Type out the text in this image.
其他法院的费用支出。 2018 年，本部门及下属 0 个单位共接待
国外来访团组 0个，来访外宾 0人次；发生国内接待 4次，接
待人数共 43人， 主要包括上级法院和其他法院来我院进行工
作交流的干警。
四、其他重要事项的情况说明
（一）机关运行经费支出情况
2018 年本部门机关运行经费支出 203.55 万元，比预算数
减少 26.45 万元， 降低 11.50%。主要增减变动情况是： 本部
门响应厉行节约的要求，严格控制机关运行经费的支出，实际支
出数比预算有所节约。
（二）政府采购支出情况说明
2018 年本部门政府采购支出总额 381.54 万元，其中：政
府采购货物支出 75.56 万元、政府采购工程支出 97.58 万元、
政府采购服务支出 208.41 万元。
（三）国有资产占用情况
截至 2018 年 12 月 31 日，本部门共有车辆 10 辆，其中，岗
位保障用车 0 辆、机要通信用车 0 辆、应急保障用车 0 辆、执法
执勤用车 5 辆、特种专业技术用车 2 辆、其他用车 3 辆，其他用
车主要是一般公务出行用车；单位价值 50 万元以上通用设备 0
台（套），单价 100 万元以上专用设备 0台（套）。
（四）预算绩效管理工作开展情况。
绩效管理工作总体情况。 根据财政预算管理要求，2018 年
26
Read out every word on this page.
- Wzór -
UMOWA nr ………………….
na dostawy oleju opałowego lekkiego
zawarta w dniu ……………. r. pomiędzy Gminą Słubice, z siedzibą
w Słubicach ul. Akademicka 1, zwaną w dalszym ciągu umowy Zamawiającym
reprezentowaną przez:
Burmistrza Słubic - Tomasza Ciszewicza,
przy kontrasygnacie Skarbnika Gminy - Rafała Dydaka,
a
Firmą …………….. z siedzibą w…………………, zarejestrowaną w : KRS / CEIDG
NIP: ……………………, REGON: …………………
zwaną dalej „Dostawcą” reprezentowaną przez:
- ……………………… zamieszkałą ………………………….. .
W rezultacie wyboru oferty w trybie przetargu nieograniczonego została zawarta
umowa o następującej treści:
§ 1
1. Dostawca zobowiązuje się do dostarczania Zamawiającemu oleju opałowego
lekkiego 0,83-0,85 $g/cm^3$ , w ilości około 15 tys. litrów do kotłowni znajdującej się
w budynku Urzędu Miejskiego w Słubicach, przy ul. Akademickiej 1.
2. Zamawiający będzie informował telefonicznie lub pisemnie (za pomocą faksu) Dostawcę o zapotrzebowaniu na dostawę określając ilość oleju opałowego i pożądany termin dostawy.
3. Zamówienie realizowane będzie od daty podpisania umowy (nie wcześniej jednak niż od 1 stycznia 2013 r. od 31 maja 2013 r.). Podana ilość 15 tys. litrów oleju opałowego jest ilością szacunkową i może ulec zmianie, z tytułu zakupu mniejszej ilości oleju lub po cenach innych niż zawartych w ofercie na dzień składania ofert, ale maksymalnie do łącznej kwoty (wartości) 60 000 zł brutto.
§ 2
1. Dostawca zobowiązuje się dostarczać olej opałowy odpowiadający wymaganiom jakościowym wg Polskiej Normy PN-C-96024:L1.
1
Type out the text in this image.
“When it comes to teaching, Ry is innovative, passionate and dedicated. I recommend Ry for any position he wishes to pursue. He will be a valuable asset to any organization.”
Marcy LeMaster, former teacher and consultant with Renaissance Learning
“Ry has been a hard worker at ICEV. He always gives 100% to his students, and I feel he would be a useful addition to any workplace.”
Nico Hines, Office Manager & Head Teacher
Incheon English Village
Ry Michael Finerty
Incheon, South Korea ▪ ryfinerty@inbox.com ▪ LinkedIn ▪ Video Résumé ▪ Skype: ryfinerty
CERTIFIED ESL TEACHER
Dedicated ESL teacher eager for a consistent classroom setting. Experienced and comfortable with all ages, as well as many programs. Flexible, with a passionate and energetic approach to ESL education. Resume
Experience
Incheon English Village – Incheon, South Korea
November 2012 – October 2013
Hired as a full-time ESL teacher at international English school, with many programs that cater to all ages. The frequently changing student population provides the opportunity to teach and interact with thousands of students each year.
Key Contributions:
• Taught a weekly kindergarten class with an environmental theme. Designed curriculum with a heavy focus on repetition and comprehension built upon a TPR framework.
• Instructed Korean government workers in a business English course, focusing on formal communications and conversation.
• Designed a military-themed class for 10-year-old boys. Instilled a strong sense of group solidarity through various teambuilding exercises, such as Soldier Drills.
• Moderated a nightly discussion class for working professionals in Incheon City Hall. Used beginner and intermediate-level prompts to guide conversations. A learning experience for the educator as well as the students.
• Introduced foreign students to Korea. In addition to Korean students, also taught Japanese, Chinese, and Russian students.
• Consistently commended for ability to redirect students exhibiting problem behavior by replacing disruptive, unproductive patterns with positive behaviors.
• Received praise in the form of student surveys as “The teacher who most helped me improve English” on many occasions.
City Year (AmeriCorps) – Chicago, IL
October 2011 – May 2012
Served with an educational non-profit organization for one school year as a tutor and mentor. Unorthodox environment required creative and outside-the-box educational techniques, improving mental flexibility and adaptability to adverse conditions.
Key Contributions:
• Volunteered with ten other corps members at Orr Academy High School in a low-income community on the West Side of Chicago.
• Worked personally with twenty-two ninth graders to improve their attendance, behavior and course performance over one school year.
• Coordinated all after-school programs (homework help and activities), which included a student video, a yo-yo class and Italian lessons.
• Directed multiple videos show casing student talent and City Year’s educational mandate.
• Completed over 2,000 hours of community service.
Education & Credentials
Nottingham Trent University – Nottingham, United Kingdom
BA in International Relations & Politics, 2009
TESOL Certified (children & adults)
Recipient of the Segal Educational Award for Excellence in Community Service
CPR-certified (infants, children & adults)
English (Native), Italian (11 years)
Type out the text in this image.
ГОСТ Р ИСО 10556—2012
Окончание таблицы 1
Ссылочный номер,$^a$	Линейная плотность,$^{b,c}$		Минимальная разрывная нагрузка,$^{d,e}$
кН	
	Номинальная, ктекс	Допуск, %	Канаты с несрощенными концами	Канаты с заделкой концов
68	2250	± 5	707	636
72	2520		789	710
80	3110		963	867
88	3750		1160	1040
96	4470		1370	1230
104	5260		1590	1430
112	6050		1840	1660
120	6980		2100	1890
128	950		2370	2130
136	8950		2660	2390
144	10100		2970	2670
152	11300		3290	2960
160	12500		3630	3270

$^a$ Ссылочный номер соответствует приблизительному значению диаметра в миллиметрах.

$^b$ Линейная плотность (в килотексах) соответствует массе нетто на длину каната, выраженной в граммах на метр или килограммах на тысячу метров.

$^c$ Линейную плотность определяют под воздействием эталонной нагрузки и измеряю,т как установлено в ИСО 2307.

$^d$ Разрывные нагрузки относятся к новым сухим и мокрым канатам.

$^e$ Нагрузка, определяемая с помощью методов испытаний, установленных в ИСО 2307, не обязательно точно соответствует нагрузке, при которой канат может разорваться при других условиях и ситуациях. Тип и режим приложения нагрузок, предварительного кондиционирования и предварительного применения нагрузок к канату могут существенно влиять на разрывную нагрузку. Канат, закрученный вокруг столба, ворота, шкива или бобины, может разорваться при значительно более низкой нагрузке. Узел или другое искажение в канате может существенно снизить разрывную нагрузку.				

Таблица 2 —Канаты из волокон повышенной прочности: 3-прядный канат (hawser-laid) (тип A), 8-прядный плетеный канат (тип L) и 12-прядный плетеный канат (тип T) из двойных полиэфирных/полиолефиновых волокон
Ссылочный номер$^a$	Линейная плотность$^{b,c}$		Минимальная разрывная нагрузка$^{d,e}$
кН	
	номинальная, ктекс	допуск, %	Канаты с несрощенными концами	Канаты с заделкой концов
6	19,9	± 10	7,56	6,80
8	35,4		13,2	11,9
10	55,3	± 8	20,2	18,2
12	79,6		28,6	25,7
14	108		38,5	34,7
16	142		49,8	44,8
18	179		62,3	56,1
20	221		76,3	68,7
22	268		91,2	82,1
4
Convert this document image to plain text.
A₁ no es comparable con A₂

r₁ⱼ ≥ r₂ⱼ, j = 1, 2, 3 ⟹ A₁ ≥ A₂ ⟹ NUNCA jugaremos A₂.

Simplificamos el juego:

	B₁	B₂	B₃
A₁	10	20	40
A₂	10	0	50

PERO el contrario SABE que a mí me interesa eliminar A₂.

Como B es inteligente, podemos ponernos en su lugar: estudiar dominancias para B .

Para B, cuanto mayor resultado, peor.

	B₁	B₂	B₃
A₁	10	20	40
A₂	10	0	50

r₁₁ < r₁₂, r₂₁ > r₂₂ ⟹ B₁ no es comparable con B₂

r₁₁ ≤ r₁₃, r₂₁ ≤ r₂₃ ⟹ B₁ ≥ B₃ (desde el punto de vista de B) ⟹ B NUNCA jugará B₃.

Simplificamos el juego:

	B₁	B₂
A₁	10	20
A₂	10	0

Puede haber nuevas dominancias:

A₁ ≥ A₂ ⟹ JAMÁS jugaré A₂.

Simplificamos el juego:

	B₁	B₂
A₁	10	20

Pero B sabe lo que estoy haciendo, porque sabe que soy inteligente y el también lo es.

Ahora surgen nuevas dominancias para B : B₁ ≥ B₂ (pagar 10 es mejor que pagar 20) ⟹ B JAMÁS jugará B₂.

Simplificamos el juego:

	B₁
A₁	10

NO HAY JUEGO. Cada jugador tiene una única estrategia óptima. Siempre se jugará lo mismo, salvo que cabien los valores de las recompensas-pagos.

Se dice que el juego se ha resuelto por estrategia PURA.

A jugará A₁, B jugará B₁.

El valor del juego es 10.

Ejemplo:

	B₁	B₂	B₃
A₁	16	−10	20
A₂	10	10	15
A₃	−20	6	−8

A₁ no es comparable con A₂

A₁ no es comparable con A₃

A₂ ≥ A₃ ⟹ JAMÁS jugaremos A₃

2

————

DO THIS
Copy out every line of the data that includes "zwaną".

REPLY TO THE TASK
w Słubicach ul. Akademicka 1, zwaną w dalszym ciągu umowy Zamawiającym
zwaną dalej „Dostawcą” reprezentowaną przez:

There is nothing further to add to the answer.